> [What is needed]: Write out the entries again exactly as they are given.

Data entries:

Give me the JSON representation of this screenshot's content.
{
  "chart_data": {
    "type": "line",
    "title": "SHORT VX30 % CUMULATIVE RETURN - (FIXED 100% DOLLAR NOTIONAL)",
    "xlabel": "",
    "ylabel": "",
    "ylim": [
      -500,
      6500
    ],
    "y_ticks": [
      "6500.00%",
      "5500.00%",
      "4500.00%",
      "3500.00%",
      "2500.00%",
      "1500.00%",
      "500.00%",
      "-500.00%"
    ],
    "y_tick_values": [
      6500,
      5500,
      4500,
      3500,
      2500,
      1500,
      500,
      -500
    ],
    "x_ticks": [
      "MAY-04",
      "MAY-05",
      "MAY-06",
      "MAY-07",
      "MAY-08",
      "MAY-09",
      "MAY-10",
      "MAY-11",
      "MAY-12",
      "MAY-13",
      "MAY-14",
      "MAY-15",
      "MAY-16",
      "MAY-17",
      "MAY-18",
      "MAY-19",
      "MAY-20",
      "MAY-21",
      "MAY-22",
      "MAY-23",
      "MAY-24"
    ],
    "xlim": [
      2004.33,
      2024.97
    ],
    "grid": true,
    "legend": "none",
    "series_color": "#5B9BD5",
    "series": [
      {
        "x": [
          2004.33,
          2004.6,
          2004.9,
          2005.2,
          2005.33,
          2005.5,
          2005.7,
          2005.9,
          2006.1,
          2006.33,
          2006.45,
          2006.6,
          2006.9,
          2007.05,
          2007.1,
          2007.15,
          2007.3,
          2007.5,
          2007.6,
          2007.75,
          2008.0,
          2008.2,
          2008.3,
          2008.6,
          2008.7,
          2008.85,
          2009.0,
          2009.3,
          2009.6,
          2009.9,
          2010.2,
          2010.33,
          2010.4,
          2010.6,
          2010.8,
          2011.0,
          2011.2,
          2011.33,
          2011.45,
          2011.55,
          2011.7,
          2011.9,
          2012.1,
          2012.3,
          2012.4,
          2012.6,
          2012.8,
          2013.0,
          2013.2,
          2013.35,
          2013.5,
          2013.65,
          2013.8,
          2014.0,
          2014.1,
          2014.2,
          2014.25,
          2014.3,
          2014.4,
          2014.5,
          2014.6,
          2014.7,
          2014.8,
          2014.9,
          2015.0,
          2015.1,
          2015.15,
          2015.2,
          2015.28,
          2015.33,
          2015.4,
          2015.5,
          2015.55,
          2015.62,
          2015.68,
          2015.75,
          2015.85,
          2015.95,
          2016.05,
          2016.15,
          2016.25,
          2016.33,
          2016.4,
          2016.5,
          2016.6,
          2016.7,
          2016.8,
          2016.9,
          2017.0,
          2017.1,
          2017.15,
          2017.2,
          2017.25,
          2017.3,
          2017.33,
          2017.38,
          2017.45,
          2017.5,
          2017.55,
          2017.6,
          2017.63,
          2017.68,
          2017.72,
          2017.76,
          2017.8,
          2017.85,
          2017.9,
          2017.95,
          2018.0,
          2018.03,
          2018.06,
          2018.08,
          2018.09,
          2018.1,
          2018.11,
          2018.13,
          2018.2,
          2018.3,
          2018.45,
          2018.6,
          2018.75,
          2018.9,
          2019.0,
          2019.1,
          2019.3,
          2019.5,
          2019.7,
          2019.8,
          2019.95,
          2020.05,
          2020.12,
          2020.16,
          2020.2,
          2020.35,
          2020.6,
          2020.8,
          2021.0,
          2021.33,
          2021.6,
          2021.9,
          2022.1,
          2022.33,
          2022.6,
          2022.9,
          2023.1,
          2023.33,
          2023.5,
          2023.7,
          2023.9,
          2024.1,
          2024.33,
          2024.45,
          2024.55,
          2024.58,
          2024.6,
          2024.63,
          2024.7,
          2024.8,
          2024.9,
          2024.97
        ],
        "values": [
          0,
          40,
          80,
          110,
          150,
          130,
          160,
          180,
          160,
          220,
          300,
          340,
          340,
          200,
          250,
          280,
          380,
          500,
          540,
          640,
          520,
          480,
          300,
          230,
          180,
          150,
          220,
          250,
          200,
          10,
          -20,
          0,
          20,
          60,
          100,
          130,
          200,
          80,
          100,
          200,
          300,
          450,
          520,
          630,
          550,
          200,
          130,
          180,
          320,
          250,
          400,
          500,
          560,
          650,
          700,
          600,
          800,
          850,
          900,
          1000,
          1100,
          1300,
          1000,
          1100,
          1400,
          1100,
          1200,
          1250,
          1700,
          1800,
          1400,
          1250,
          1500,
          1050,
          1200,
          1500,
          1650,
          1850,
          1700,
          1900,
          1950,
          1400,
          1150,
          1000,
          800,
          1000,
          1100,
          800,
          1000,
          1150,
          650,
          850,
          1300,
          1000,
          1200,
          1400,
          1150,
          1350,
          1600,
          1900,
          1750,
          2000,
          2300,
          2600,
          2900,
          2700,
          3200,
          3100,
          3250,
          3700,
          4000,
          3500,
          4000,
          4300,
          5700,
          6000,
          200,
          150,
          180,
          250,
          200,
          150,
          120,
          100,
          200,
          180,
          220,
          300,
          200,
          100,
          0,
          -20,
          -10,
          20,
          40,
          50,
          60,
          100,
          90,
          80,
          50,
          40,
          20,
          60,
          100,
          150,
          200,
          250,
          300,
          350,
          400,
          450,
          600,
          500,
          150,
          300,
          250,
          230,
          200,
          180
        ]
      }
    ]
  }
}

> [Exercise answer]:
Give me the JSON representation of this screenshot's content.
{
  "chart_data": {
    "type": "line",
    "title": "SHORT VX30 % CUMULATIVE RETURN - (FIXED 100% DOLLAR NOTIONAL)",
    "xlabel": "",
    "ylabel": "",
    "ylim": [
      -500,
      6500
    ],
    "y_ticks": [
      "6500.00%",
      "5500.00%",
      "4500.00%",
      "3500.00%",
      "2500.00%",
      "1500.00%",
      "500.00%",
      "-500.00%"
    ],
    "y_tick_values": [
      6500,
      5500,
      4500,
      3500,
      2500,
      1500,
      500,
      -500
    ],
    "x_ticks": [
      "MAY-04",
      "MAY-05",
      "MAY-06",
      "MAY-07",
      "MAY-08",
      "MAY-09",
      "MAY-10",
      "MAY-11",
      "MAY-12",
      "MAY-13",
      "MAY-14",
      "MAY-15",
      "MAY-16",
      "MAY-17",
      "MAY-18",
      "MAY-19",
      "MAY-20",
      "MAY-21",
      "MAY-22",
      "MAY-23",
      "MAY-24"
    ],
    "xlim": [
      2004.33,
      2024.97
    ],
    "grid": true,
    "legend": "none",
    "series_color": "#5B9BD5",
    "series": [
      {
        "x": [
          2004.33,
          2004.6,
          2004.9,
          2005.2,
          2005.33,
          2005.5,
          2005.7,
          2005.9,
          2006.1,
          2006.33,
          2006.45,
          2006.6,
          2006.9,
          2007.05,
          2007.1,
          2007.15,
          2007.3,
          2007.5,
          2007.6,
          2007.75,
          2008.0,
          2008.2,
          2008.3,
          2008.6,
          2008.7,
          2008.85,
          2009.0,
          2009.3,
          2009.6,
          2009.9,
          2010.2,
          2010.33,
          2010.4,
          2010.6,
          2010.8,
          2011.0,
          2011.2,
          2011.33,
          2011.45,
          2011.55,
          2011.7,
          2011.9,
          2012.1,
          2012.3,
          2012.4,
          2012.6,
          2012.8,
          2013.0,
          2013.2,
          2013.35,
          2013.5,
          2013.65,
          2013.8,
          2014.0,
          2014.1,
          2014.2,
          2014.25,
          2014.3,
          2014.4,
          2014.5,
          2014.6,
          2014.7,
          2014.8,
          2014.9,
          2015.0,
          2015.1,
          2015.15,
          2015.2,
          2015.28,
          2015.33,
          2015.4,
          2015.5,
          2015.55,
          2015.62,
          2015.68,
          2015.75,
          2015.85,
          2015.95,
          2016.05,
          2016.15,
          2016.25,
          2016.33,
          2016.4,
          2016.5,
          2016.6,
          2016.7,
          2016.8,
          2016.9,
          2017.0,
          2017.1,
          2017.15,
          2017.2,
          2017.25,
          2017.3,
          2017.33,
          2017.38,
          2017.45,
          2017.5,
          2017.55,
          2017.6,
          2017.63,
          2017.68,
          2017.72,
          2017.76,
          2017.8,
          2017.85,
          2017.9,
          2017.95,
          2018.0,
          2018.03,
          2018.06,
          2018.08,
          2018.09,
          2018.1,
          2018.11,
          2018.13,
          2018.2,
          2018.3,
          2018.45,
          2018.6,
          2018.75,
          2018.9,
          2019.0,
          2019.1,
          2019.3,
          2019.5,
          2019.7,
          2019.8,
          2019.95,
          2020.05,
          2020.12,
          2020.16,
          2020.2,
          2020.35,
          2020.6,
          2020.8,
          2021.0,
          2021.33,
          2021.6,
          2021.9,
          2022.1,
          2022.33,
          2022.6,
          2022.9,
          2023.1,
          2023.33,
          2023.5,
          2023.7,
          2023.9,
          2024.1,
          2024.33,
          2024.45,
          2024.55,
          2024.58,
          2024.6,
          2024.63,
          2024.7,
          2024.8,
          2024.9,
          2024.97
        ],
        "values": [
          0,
          40,
          80,
          110,
          150,
          130,
          160,
          180,
          160,
          220,
          300,
          340,
          340,
          200,
          250,
          280,
          380,
          500,
          540,
          640,
          520,
          480,
          300,
          230,
          180,
          150,
          220,
          250,
          200,
          10,
          -20,
          0,
          20,
          60,
          100,
          130,
          200,
          80,
          100,
          200,
          300,
          450,
          520,
          630,
          550,
          200,
          130,
          180,
          320,
          250,
          400,
          500,
          560,
          650,
          700,
          600,
          800,
          850,
          900,
          1000,
          1100,
          1300,
          1000,
          1100,
          1400,
          1100,
          1200,
          1250,
          1700,
          1800,
          1400,
          1250,
          1500,
          1050,
          1200,
          1500,
          1650,
          1850,
          1700,
          1900,
          1950,
          1400,
          1150,
          1000,
          800,
          1000,
          1100,
          800,
          1000,
          1150,
          650,
          850,
          1300,
          1000,
          1200,
          1400,
          1150,
          1350,
          1600,
          1900,
          1750,
          2000,
          2300,
          2600,
          2900,
          2700,
          3200,
          3100,
          3250,
          3700,
          4000,
          3500,
          4000,
          4300,
          5700,
          6000,
          200,
          150,
          180,
          250,
          200,
          150,
          120,
          100,
          200,
          180,
          220,
          300,
          200,
          100,
          0,
          -20,
          -10,
          20,
          40,
          50,
          60,
          100,
          90,
          80,
          50,
          40,
          20,
          60,
          100,
          150,
          200,
          250,
          300,
          350,
          400,
          450,
          600,
          500,
          150,
          300,
          250,
          230,
          200,
          180
        ]
      }
    ]
  }
}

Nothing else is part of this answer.